EXERCISE BRIEF: Transcribe each line of the material as it is, and drop any picture.

DATA ENTRIES:
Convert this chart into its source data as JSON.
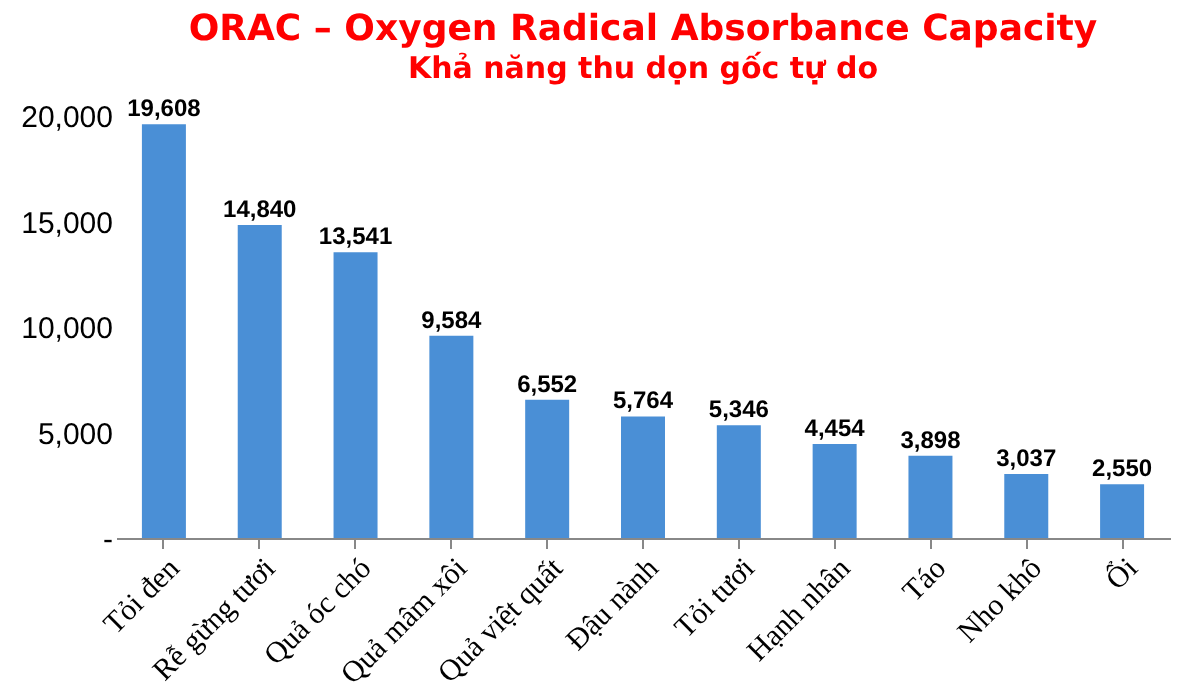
{
  "chart_data": {
    "type": "bar",
    "title": "ORAC – Oxygen Radical Absorbance Capacity",
    "subtitle": "Khả năng thu dọn gốc tự do",
    "categories": [
      "Tỏi đen",
      "Rễ gừng tươi",
      "Quả óc chó",
      "Quả mâm xôi",
      "Quả việt quất",
      "Đậu nành",
      "Tỏi tươi",
      "Hạnh nhân",
      "Táo",
      "Nho khô",
      "Ổi"
    ],
    "values": [
      19608,
      14840,
      13541,
      9584,
      6552,
      5764,
      5346,
      4454,
      3898,
      3037,
      2550
    ],
    "color": "#4a8fd6",
    "ylim": [
      0,
      20000
    ],
    "yticks": [
      {
        "value": 0,
        "label": "-"
      },
      {
        "value": 5000,
        "label": "5,000"
      },
      {
        "value": 10000,
        "label": "10,000"
      },
      {
        "value": 15000,
        "label": "15,000"
      },
      {
        "value": 20000,
        "label": "20,000"
      }
    ],
    "value_labels": [
      "19,608",
      "14,840",
      "13,541",
      "9,584",
      "6,552",
      "5,764",
      "5,346",
      "4,454",
      "3,898",
      "3,037",
      "2,550"
    ],
    "grid": false
  }
}
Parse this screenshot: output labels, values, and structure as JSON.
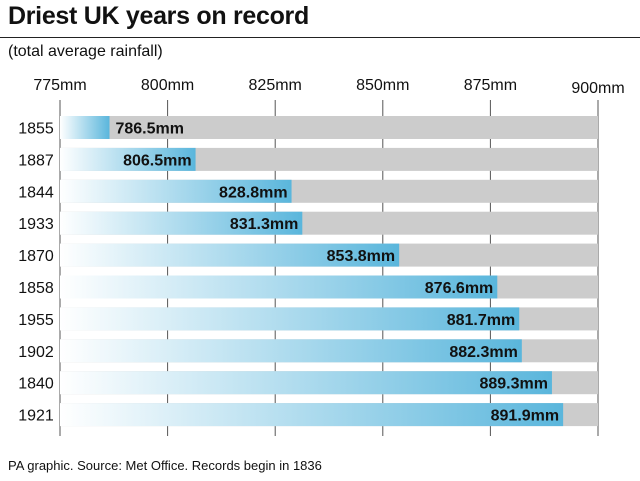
{
  "title": "Driest UK years on record",
  "subtitle": "(total average rainfall)",
  "source": "PA graphic. Source: Met Office. Records begin in 1836",
  "colors": {
    "bar": "#5ab6dc",
    "track": "#cccccc",
    "grid": "#555555",
    "text": "#111111"
  },
  "chart_data": {
    "type": "bar",
    "orientation": "horizontal",
    "title": "Driest UK years on record",
    "subtitle": "(total average rainfall)",
    "xlim": [
      775,
      900
    ],
    "ticks": [
      775,
      800,
      825,
      850,
      875,
      900
    ],
    "tick_labels": [
      "775mm",
      "800mm",
      "825mm",
      "850mm",
      "875mm",
      "900mm"
    ],
    "grid": true,
    "categories": [
      "1855",
      "1887",
      "1844",
      "1933",
      "1870",
      "1858",
      "1955",
      "1902",
      "1840",
      "1921"
    ],
    "values": [
      786.5,
      806.5,
      828.8,
      831.3,
      853.8,
      876.6,
      881.7,
      882.3,
      889.3,
      891.9
    ],
    "value_labels": [
      "786.5mm",
      "806.5mm",
      "828.8mm",
      "831.3mm",
      "853.8mm",
      "876.6mm",
      "881.7mm",
      "882.3mm",
      "889.3mm",
      "891.9mm"
    ]
  }
}
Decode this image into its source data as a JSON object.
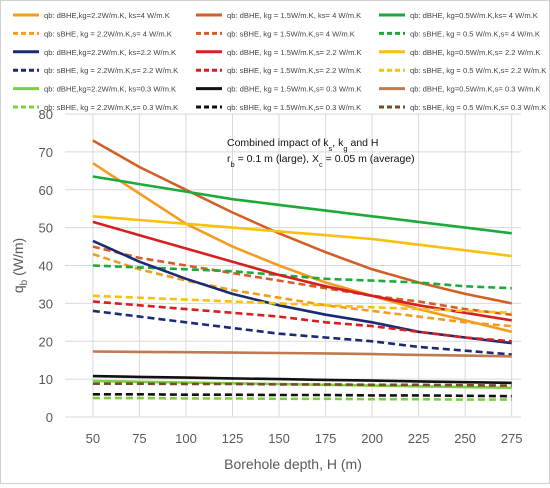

REPLY TO THE EXERCISE:
Convert this chart into its source data as JSON.
{
  "chart_data": {
    "type": "bar",
    "title": "ORAC – Oxygen Radical Absorbance Capacity",
    "subtitle": "Khả năng thu dọn gốc tự do",
    "categories": [
      "Tỏi đen",
      "Rễ gừng tươi",
      "Quả óc chó",
      "Quả mâm xôi",
      "Quả việt quất",
      "Đậu nành",
      "Tỏi tươi",
      "Hạnh nhân",
      "Táo",
      "Nho khô",
      "Ổi"
    ],
    "values": [
      19608,
      14840,
      13541,
      9584,
      6552,
      5764,
      5346,
      4454,
      3898,
      3037,
      2550
    ],
    "color": "#4a8fd6",
    "ylim": [
      0,
      20000
    ],
    "yticks": [
      {
        "value": 0,
        "label": "-"
      },
      {
        "value": 5000,
        "label": "5,000"
      },
      {
        "value": 10000,
        "label": "10,000"
      },
      {
        "value": 15000,
        "label": "15,000"
      },
      {
        "value": 20000,
        "label": "20,000"
      }
    ],
    "value_labels": [
      "19,608",
      "14,840",
      "13,541",
      "9,584",
      "6,552",
      "5,764",
      "5,346",
      "4,454",
      "3,898",
      "3,037",
      "2,550"
    ],
    "grid": false
  }
}
Parse this screenshot: output labels, values, and structure as JSON.
{
  "title": "Driest UK years on record",
  "subtitle": "(total average rainfall)",
  "source": "PA graphic. Source: Met Office. Records begin in 1836",
  "colors": {
    "bar": "#5ab6dc",
    "track": "#cccccc",
    "grid": "#555555",
    "text": "#111111"
  },
  "chart_data": {
    "type": "bar",
    "orientation": "horizontal",
    "title": "Driest UK years on record",
    "subtitle": "(total average rainfall)",
    "xlim": [
      775,
      900
    ],
    "ticks": [
      775,
      800,
      825,
      850,
      875,
      900
    ],
    "tick_labels": [
      "775mm",
      "800mm",
      "825mm",
      "850mm",
      "875mm",
      "900mm"
    ],
    "grid": true,
    "categories": [
      "1855",
      "1887",
      "1844",
      "1933",
      "1870",
      "1858",
      "1955",
      "1902",
      "1840",
      "1921"
    ],
    "values": [
      786.5,
      806.5,
      828.8,
      831.3,
      853.8,
      876.6,
      881.7,
      882.3,
      889.3,
      891.9
    ],
    "value_labels": [
      "786.5mm",
      "806.5mm",
      "828.8mm",
      "831.3mm",
      "853.8mm",
      "876.6mm",
      "881.7mm",
      "882.3mm",
      "889.3mm",
      "891.9mm"
    ]
  }
}
Decode this image into its source data as a JSON object.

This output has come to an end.